*WHAT TO WORK ON*.
Give back the entire listing verbatim.

*EXTRACTED RECORDS*.
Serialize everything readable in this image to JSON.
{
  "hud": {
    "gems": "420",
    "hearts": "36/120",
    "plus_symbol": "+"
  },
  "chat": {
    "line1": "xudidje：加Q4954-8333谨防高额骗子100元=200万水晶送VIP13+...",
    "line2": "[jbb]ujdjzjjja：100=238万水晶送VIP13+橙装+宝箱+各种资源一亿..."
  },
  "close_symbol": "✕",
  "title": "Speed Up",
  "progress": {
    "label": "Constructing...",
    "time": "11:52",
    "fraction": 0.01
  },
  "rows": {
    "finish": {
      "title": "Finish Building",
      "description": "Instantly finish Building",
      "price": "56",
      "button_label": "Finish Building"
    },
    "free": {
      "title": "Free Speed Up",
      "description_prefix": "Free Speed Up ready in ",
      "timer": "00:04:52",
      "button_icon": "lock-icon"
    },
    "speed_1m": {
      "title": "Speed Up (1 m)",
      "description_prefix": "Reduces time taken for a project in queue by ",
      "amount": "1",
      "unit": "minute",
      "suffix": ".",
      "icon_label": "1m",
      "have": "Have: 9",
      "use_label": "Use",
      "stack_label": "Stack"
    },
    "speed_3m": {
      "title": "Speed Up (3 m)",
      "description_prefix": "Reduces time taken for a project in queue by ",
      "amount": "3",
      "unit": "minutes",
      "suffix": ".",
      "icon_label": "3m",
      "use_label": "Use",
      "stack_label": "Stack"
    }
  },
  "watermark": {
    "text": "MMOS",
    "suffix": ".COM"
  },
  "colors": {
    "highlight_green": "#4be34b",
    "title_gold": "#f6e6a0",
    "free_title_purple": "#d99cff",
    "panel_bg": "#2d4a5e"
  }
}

*ANSWER FOR THE TASK*.
Serialize everything readable in this image to JSON.
{
  "hud": {
    "gems": "420",
    "hearts": "36/120",
    "plus_symbol": "+"
  },
  "chat": {
    "line1": "xudidje：加Q4954-8333谨防高额骗子100元=200万水晶送VIP13+...",
    "line2": "[jbb]ujdjzjjja：100=238万水晶送VIP13+橙装+宝箱+各种资源一亿..."
  },
  "close_symbol": "✕",
  "title": "Speed Up",
  "progress": {
    "label": "Constructing...",
    "time": "11:52",
    "fraction": 0.01
  },
  "rows": {
    "finish": {
      "title": "Finish Building",
      "description": "Instantly finish Building",
      "price": "56",
      "button_label": "Finish Building"
    },
    "free": {
      "title": "Free Speed Up",
      "description_prefix": "Free Speed Up ready in ",
      "timer": "00:04:52",
      "button_icon": "lock-icon"
    },
    "speed_1m": {
      "title": "Speed Up (1 m)",
      "description_prefix": "Reduces time taken for a project in queue by ",
      "amount": "1",
      "unit": "minute",
      "suffix": ".",
      "icon_label": "1m",
      "have": "Have: 9",
      "use_label": "Use",
      "stack_label": "Stack"
    },
    "speed_3m": {
      "title": "Speed Up (3 m)",
      "description_prefix": "Reduces time taken for a project in queue by ",
      "amount": "3",
      "unit": "minutes",
      "suffix": ".",
      "icon_label": "3m",
      "use_label": "Use",
      "stack_label": "Stack"
    }
  },
  "watermark": {
    "text": "MMOS",
    "suffix": ".COM"
  },
  "colors": {
    "highlight_green": "#4be34b",
    "title_gold": "#f6e6a0",
    "free_title_purple": "#d99cff",
    "panel_bg": "#2d4a5e"
  }
}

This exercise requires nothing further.